What the task requires – An exact copy of every record is needed.

Supplied records –
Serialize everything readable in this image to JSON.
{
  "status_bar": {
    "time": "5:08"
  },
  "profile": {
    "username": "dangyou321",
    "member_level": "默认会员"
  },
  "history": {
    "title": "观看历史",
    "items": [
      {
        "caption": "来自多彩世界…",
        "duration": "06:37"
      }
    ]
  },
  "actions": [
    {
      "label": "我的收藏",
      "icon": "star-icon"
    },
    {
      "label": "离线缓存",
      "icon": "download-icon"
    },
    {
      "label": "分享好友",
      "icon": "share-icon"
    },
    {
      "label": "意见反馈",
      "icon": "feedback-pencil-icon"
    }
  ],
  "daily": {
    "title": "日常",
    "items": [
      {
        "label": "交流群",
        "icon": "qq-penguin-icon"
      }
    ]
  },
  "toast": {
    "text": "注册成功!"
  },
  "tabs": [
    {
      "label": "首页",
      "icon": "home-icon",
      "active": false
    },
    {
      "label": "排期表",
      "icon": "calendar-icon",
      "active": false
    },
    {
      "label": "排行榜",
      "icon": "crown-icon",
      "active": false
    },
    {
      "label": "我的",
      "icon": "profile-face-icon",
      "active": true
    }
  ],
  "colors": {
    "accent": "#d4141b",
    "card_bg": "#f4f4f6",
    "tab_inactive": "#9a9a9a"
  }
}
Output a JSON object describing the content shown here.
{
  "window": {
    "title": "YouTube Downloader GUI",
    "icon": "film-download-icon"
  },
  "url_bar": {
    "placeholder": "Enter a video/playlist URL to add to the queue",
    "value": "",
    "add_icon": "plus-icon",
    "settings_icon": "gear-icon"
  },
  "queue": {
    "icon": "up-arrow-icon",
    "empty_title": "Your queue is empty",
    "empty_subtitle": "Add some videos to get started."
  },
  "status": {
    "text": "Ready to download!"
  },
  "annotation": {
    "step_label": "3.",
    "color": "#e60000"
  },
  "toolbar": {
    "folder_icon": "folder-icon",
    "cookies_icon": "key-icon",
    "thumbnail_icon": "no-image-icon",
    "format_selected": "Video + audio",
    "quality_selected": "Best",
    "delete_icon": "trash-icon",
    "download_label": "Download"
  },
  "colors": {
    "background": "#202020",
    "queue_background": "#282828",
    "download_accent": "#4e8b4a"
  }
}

Solution for this exercise –
Serialize everything readable in this image to JSON.
{
  "status_bar": {
    "time": "5:08"
  },
  "profile": {
    "username": "dangyou321",
    "member_level": "默认会员"
  },
  "history": {
    "title": "观看历史",
    "items": [
      {
        "caption": "来自多彩世界…",
        "duration": "06:37"
      }
    ]
  },
  "actions": [
    {
      "label": "我的收藏",
      "icon": "star-icon"
    },
    {
      "label": "离线缓存",
      "icon": "download-icon"
    },
    {
      "label": "分享好友",
      "icon": "share-icon"
    },
    {
      "label": "意见反馈",
      "icon": "feedback-pencil-icon"
    }
  ],
  "daily": {
    "title": "日常",
    "items": [
      {
        "label": "交流群",
        "icon": "qq-penguin-icon"
      }
    ]
  },
  "toast": {
    "text": "注册成功!"
  },
  "tabs": [
    {
      "label": "首页",
      "icon": "home-icon",
      "active": false
    },
    {
      "label": "排期表",
      "icon": "calendar-icon",
      "active": false
    },
    {
      "label": "排行榜",
      "icon": "crown-icon",
      "active": false
    },
    {
      "label": "我的",
      "icon": "profile-face-icon",
      "active": true
    }
  ],
  "colors": {
    "accent": "#d4141b",
    "card_bg": "#f4f4f6",
    "tab_inactive": "#9a9a9a"
  }
}
Output a JSON object describing the content shown here.
{
  "window": {
    "title": "YouTube Downloader GUI",
    "icon": "film-download-icon"
  },
  "url_bar": {
    "placeholder": "Enter a video/playlist URL to add to the queue",
    "value": "",
    "add_icon": "plus-icon",
    "settings_icon": "gear-icon"
  },
  "queue": {
    "icon": "up-arrow-icon",
    "empty_title": "Your queue is empty",
    "empty_subtitle": "Add some videos to get started."
  },
  "status": {
    "text": "Ready to download!"
  },
  "annotation": {
    "step_label": "3.",
    "color": "#e60000"
  },
  "toolbar": {
    "folder_icon": "folder-icon",
    "cookies_icon": "key-icon",
    "thumbnail_icon": "no-image-icon",
    "format_selected": "Video + audio",
    "quality_selected": "Best",
    "delete_icon": "trash-icon",
    "download_label": "Download"
  },
  "colors": {
    "background": "#202020",
    "queue_background": "#282828",
    "download_accent": "#4e8b4a"
  }
}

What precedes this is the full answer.